## TASK DIRECTIONS
Keep only those lines of the records that include the string "right".

## RECORDS SUPPLIED

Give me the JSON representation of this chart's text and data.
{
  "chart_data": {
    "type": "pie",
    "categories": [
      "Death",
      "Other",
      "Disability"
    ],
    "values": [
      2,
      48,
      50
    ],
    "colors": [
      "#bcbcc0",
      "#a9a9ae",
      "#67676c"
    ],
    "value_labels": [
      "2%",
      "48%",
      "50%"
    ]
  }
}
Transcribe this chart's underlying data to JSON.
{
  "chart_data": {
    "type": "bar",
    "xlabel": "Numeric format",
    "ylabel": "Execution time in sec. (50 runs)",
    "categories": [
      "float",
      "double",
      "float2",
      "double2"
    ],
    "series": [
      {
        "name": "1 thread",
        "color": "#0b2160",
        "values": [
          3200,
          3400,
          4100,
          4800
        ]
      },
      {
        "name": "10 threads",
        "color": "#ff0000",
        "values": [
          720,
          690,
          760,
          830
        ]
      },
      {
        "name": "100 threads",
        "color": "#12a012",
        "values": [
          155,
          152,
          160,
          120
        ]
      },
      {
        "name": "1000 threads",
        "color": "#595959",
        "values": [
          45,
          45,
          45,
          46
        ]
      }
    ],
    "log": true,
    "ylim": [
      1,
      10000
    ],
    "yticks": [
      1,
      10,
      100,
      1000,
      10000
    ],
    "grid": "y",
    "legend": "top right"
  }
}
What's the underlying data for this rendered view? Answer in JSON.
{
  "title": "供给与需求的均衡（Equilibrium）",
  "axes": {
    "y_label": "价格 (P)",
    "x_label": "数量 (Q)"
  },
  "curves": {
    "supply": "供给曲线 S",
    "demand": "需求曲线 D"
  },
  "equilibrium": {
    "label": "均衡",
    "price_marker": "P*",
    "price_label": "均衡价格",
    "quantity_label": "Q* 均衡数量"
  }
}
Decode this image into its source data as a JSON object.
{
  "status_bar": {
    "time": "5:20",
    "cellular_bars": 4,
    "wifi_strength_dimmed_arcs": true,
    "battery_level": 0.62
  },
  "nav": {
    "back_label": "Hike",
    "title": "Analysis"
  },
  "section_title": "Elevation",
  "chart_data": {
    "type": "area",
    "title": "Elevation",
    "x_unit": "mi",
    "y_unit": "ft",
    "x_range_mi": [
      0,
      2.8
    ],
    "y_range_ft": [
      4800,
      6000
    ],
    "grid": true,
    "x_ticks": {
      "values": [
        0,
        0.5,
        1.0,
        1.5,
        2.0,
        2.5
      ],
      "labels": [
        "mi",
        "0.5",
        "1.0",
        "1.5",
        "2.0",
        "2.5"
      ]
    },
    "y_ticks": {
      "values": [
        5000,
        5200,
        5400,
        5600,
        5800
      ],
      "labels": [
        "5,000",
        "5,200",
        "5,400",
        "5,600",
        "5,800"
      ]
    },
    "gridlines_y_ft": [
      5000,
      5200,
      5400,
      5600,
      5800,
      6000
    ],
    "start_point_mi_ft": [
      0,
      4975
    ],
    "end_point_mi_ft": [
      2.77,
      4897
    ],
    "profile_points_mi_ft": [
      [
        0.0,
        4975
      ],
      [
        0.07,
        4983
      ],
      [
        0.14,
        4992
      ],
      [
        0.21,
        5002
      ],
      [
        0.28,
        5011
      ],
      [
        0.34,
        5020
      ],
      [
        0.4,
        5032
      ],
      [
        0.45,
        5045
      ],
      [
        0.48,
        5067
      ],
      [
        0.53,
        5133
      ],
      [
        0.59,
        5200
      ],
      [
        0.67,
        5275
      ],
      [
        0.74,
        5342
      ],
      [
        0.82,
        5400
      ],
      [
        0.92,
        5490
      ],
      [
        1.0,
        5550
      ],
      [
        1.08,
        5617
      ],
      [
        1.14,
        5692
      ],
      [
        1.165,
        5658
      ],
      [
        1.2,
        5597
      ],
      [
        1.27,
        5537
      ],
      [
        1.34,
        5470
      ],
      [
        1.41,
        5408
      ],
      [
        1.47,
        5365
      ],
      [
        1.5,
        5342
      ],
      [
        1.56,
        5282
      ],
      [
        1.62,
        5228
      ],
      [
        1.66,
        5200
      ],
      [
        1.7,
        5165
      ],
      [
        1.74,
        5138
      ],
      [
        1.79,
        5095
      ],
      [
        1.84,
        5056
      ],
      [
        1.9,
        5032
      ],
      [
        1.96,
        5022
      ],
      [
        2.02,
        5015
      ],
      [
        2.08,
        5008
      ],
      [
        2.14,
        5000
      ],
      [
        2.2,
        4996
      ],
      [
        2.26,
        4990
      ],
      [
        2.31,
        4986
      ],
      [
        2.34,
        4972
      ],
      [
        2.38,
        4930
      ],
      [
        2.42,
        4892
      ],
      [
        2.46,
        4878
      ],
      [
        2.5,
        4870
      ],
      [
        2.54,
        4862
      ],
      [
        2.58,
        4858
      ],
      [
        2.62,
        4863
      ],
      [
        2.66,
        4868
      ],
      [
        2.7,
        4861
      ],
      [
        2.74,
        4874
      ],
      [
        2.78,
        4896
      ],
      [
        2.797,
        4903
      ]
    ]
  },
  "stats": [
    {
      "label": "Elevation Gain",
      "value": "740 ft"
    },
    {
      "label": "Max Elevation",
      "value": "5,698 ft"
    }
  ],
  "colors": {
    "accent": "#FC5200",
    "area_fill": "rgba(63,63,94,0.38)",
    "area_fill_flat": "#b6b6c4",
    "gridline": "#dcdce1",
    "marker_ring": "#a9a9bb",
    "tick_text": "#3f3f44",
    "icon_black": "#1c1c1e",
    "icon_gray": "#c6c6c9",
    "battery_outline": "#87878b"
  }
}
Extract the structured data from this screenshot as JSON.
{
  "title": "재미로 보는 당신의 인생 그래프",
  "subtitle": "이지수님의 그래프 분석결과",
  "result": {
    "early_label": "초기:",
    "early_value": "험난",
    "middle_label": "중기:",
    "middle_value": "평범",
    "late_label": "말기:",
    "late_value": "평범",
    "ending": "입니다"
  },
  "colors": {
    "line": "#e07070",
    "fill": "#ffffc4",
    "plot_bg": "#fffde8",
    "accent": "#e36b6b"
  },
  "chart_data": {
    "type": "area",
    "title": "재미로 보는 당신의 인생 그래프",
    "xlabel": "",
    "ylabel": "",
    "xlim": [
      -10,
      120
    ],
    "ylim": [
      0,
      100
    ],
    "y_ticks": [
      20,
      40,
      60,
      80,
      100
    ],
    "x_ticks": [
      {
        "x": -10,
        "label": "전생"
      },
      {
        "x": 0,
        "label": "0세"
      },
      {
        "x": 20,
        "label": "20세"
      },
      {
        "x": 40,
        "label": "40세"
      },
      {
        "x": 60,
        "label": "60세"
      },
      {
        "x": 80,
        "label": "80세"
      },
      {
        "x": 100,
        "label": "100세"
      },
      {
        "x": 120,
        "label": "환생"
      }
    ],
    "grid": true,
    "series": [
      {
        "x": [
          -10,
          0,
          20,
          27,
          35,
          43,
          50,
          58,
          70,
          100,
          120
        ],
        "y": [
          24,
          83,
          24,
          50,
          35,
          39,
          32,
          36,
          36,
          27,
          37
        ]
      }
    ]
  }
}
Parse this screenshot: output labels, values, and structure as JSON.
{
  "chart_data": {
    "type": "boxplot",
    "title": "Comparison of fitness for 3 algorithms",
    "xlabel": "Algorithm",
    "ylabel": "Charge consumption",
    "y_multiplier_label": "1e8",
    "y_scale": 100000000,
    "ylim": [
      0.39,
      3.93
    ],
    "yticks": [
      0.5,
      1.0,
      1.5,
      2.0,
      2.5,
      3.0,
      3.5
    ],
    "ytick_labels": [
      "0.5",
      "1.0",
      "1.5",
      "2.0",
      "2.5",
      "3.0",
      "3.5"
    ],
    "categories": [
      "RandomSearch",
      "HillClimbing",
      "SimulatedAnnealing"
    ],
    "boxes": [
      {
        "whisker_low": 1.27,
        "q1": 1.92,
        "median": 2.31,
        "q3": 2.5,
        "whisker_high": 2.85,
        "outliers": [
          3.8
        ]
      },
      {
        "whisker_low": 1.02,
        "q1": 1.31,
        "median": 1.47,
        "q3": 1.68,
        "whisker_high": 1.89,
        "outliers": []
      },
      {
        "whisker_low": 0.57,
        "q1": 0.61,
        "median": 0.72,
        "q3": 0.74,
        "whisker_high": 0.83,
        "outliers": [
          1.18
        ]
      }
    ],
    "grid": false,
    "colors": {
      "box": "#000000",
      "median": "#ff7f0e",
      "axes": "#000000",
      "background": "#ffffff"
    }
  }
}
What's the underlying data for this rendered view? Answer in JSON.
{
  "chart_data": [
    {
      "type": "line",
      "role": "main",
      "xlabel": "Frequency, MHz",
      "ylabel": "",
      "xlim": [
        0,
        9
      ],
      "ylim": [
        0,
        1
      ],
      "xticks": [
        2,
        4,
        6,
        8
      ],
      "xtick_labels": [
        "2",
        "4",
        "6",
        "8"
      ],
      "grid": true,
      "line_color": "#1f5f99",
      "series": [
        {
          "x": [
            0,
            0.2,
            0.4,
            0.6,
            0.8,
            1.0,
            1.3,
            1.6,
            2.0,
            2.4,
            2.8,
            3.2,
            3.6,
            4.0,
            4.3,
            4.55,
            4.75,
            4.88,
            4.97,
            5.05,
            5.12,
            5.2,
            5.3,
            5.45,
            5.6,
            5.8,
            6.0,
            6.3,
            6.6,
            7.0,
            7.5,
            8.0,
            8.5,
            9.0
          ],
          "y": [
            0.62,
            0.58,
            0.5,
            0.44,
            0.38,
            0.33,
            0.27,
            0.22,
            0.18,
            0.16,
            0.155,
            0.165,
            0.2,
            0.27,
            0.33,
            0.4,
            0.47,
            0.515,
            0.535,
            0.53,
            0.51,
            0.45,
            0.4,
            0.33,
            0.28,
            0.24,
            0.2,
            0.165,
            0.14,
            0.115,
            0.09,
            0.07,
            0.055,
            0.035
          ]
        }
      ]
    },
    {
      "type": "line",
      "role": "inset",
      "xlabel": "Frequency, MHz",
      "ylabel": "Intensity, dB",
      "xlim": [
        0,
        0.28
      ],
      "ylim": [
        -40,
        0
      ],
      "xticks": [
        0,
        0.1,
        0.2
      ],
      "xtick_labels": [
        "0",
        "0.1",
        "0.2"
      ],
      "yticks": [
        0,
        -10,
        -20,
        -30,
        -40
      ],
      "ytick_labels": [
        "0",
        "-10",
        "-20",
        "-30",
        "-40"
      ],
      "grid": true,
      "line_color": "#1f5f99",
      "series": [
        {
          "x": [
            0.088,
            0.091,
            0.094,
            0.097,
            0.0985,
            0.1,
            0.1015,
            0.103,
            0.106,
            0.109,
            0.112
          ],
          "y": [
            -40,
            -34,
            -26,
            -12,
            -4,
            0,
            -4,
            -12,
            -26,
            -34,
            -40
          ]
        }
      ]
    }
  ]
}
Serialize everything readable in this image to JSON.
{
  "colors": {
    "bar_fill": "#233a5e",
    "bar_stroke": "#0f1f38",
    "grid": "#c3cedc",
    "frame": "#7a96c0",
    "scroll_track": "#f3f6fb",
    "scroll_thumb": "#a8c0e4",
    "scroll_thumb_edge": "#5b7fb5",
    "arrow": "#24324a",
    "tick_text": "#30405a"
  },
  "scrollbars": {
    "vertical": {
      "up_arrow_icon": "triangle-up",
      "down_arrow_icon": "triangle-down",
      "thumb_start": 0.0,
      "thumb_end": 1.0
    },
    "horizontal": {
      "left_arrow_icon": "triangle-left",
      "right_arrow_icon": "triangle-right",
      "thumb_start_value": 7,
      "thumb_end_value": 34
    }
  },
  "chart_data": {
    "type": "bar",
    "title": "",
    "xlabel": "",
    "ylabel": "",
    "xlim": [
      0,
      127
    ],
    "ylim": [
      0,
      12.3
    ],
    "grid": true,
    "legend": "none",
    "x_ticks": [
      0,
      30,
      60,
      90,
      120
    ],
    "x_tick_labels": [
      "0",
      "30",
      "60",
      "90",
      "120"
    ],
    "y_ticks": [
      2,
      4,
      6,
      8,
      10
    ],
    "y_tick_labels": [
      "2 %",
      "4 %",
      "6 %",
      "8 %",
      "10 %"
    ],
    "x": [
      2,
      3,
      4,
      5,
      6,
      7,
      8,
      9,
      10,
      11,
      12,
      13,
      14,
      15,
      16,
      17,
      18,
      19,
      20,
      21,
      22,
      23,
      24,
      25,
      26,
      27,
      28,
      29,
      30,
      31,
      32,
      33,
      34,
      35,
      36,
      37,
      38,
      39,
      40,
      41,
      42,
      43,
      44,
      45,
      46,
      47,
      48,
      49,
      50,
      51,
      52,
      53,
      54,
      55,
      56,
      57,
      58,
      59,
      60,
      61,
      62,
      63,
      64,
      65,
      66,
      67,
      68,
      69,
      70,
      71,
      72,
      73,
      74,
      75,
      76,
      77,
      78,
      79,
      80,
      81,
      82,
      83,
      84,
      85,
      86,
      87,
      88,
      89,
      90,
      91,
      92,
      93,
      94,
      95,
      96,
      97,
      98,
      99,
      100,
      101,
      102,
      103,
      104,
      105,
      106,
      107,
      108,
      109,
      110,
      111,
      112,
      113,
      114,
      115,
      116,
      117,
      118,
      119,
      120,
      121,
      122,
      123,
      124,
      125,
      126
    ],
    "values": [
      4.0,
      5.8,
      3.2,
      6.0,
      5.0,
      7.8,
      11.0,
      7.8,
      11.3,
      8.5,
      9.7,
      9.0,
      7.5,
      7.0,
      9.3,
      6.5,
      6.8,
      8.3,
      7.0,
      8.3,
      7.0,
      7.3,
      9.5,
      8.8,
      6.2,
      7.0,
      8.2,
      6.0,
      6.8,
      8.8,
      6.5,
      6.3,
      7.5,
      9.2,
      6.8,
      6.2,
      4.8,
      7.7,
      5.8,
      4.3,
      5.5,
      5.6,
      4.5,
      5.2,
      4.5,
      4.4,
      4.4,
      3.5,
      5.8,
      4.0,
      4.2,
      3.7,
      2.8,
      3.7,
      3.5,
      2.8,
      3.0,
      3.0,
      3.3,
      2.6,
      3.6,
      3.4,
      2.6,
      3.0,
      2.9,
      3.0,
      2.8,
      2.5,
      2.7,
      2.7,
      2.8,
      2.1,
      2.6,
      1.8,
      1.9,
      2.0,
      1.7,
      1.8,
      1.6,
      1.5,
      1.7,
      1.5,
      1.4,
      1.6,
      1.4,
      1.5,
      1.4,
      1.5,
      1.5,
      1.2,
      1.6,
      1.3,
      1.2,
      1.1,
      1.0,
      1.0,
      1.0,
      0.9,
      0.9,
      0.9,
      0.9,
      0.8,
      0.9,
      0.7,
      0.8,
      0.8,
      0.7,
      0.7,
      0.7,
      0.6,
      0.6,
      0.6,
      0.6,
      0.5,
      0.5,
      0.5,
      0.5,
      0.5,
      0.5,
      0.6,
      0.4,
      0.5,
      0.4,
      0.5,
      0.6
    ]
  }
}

## SOLVED EXERCISE
    "legend": "top right"
      "right_arrow_icon": "triangle-right",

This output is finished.